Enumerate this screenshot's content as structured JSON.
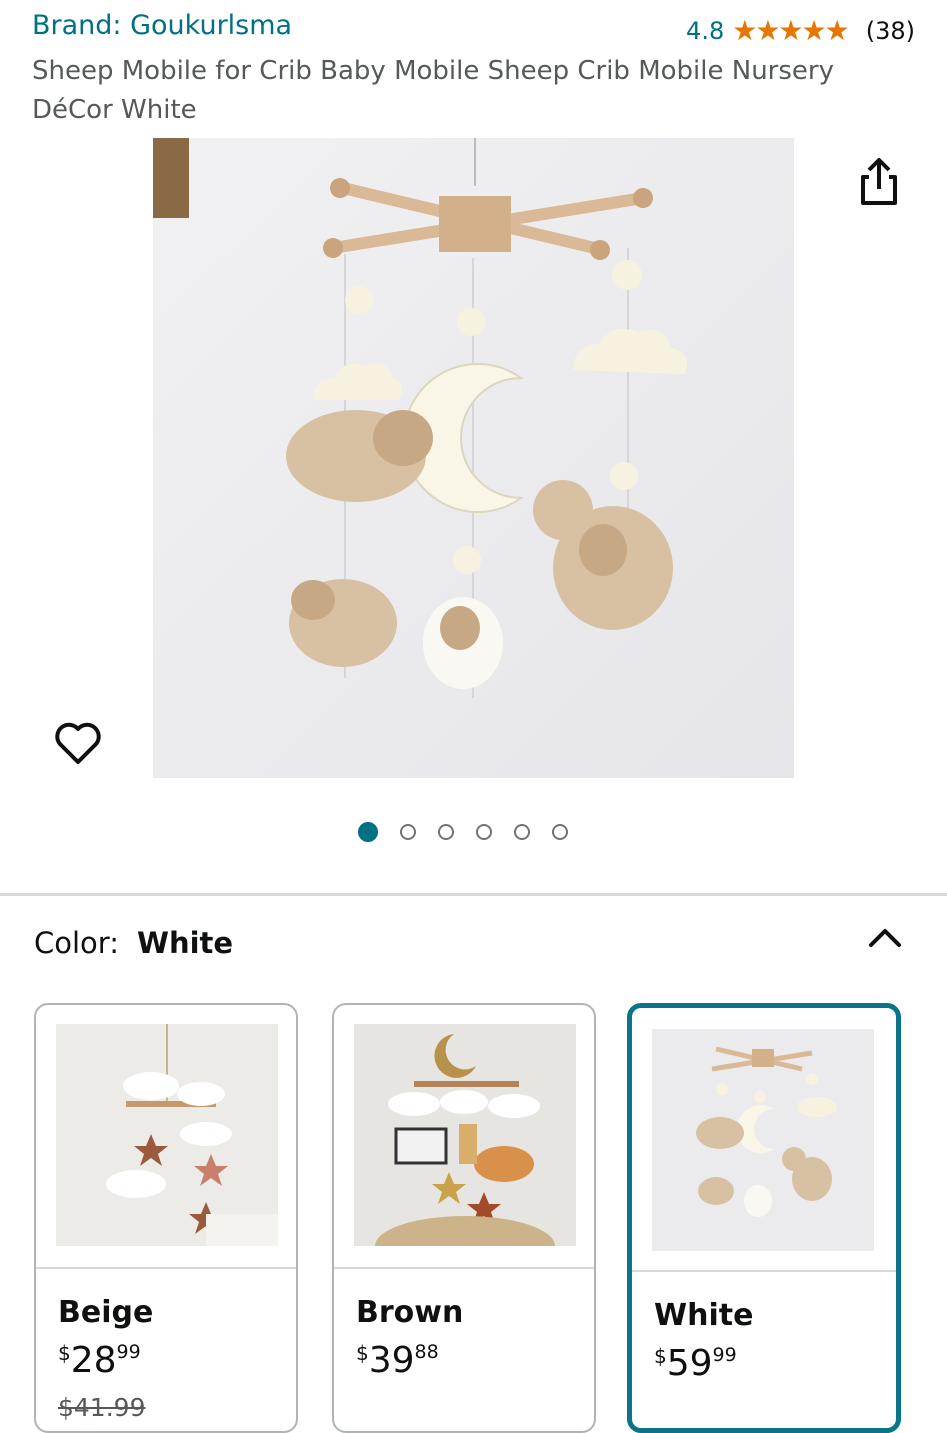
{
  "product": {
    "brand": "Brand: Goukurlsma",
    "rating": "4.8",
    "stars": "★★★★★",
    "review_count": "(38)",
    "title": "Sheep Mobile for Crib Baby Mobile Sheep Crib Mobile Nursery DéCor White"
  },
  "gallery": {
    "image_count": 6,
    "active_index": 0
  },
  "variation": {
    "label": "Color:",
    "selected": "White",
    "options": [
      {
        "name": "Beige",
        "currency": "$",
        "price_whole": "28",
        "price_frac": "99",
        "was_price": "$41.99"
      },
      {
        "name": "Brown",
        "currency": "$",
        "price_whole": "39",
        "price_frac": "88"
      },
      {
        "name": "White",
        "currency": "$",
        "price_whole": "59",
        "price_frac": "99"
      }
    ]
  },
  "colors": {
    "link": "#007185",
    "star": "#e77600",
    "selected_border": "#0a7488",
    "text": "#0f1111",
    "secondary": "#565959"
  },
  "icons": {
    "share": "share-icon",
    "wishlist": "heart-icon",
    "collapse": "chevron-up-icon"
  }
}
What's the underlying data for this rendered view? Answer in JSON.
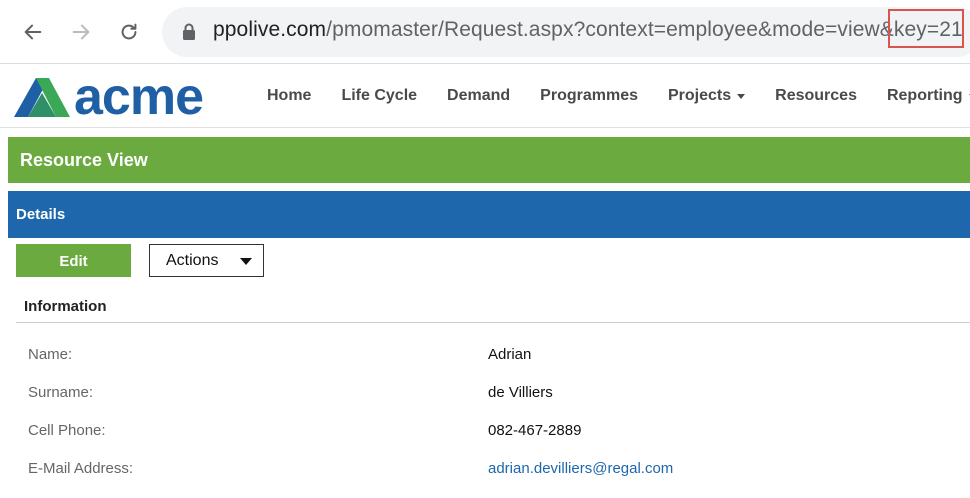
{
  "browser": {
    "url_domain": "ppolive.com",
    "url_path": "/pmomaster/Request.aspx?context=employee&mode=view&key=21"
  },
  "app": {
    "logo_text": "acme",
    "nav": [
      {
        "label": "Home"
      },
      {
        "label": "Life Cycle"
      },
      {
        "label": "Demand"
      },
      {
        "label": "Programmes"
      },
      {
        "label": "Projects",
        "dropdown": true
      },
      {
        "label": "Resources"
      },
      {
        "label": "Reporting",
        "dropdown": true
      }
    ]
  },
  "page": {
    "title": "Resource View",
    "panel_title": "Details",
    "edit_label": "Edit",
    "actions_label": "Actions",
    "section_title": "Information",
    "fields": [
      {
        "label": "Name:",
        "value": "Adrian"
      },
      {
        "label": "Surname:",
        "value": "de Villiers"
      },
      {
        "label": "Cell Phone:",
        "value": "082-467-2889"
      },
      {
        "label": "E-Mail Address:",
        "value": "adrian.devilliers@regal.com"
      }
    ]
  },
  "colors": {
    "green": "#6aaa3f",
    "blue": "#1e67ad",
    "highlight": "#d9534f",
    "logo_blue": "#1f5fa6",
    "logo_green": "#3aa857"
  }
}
* * *
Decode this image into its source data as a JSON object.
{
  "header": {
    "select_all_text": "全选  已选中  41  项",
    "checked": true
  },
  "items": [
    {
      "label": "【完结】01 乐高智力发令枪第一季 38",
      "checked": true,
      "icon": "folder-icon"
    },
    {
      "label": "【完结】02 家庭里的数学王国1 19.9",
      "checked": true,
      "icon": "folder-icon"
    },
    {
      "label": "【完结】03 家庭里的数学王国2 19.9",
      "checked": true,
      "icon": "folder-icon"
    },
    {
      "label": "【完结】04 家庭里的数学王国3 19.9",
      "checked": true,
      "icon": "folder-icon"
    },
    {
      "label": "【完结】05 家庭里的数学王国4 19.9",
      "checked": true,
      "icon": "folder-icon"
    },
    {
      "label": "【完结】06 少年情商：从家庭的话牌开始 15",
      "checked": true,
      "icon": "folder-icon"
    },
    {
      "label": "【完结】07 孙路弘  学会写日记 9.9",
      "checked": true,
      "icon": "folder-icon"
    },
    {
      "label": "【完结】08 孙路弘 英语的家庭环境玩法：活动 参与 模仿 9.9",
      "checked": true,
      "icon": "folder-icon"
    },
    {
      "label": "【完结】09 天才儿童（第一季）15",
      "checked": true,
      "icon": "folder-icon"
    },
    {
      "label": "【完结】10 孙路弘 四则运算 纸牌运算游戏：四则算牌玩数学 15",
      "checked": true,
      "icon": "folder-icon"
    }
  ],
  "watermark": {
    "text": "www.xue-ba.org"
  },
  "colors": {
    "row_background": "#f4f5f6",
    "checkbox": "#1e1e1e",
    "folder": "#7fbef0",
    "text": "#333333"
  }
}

AIM OF THE EXERCISE. Go through the lines above. Select every one that has the string "this".

PROBLEM SOLUTION.
Enumerate this screenshot's content as structured JSON.
What's the underlying data for this rendered view? Answer in JSON.
Decode this image into its source data as a JSON object.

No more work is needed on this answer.